Data to use.
— BEGIN —

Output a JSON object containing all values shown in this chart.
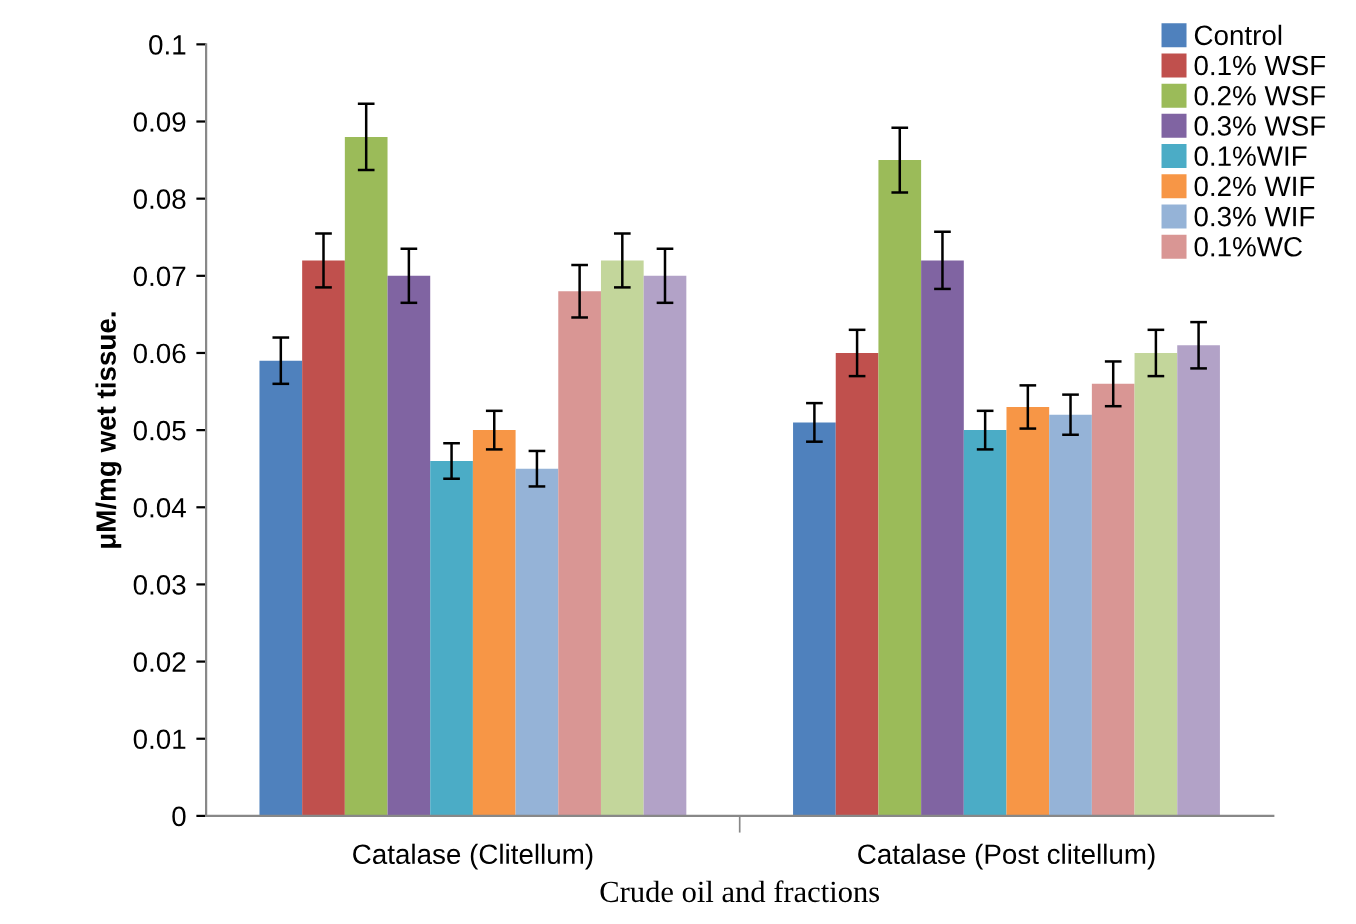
{
  "chart_data": {
    "type": "bar",
    "categories": [
      "Catalase (Clitellum)",
      "Catalase (Post clitellum)"
    ],
    "xlabel": "Crude oil and fractions",
    "ylabel": "μM/mg wet tissue.",
    "ylim": [
      0,
      0.1
    ],
    "yticks": [
      {
        "value": 0,
        "label": "0"
      },
      {
        "value": 0.01,
        "label": "0.01"
      },
      {
        "value": 0.02,
        "label": "0.02"
      },
      {
        "value": 0.03,
        "label": "0.03"
      },
      {
        "value": 0.04,
        "label": "0.04"
      },
      {
        "value": 0.05,
        "label": "0.05"
      },
      {
        "value": 0.06,
        "label": "0.06"
      },
      {
        "value": 0.07,
        "label": "0.07"
      },
      {
        "value": 0.08,
        "label": "0.08"
      },
      {
        "value": 0.09,
        "label": "0.09"
      },
      {
        "value": 0.1,
        "label": "0.1"
      }
    ],
    "grid": false,
    "legend": "top right",
    "series": [
      {
        "name": "Control",
        "color": "#4f81bd",
        "values": [
          0.059,
          0.051
        ],
        "errors": [
          0.003,
          0.0025
        ]
      },
      {
        "name": "0.1% WSF",
        "color": "#c0504d",
        "values": [
          0.072,
          0.06
        ],
        "errors": [
          0.0035,
          0.003
        ]
      },
      {
        "name": "0.2% WSF",
        "color": "#9bbb59",
        "values": [
          0.088,
          0.085
        ],
        "errors": [
          0.0043,
          0.0042
        ]
      },
      {
        "name": "0.3% WSF",
        "color": "#8064a2",
        "values": [
          0.07,
          0.072
        ],
        "errors": [
          0.0035,
          0.0037
        ]
      },
      {
        "name": "0.1%WIF",
        "color": "#4bacc6",
        "values": [
          0.046,
          0.05
        ],
        "errors": [
          0.0023,
          0.0025
        ]
      },
      {
        "name": "0.2% WIF",
        "color": "#f79646",
        "values": [
          0.05,
          0.053
        ],
        "errors": [
          0.0025,
          0.0028
        ]
      },
      {
        "name": "0.3% WIF",
        "color": "#95b3d7",
        "values": [
          0.045,
          0.052
        ],
        "errors": [
          0.0023,
          0.0026
        ]
      },
      {
        "name": "0.1%WC",
        "color": "#d99694",
        "values": [
          0.068,
          0.056
        ],
        "errors": [
          0.0034,
          0.0029
        ]
      },
      {
        "color": "#c3d69b",
        "values": [
          0.072,
          0.06
        ],
        "errors": [
          0.0035,
          0.003
        ]
      },
      {
        "color": "#b2a2c7",
        "values": [
          0.07,
          0.061
        ],
        "errors": [
          0.0035,
          0.003
        ]
      }
    ]
  }
}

— END —

Prompt. Only lines holding the string "name" are wanted; gather each one from the entries above.

Answer to this problem.
        "name": "Control",
        "name": "0.1% WSF",
        "name": "0.2% WSF",
        "name": "0.3% WSF",
        "name": "0.1%WIF",
        "name": "0.2% WIF",
        "name": "0.3% WIF",
        "name": "0.1%WC",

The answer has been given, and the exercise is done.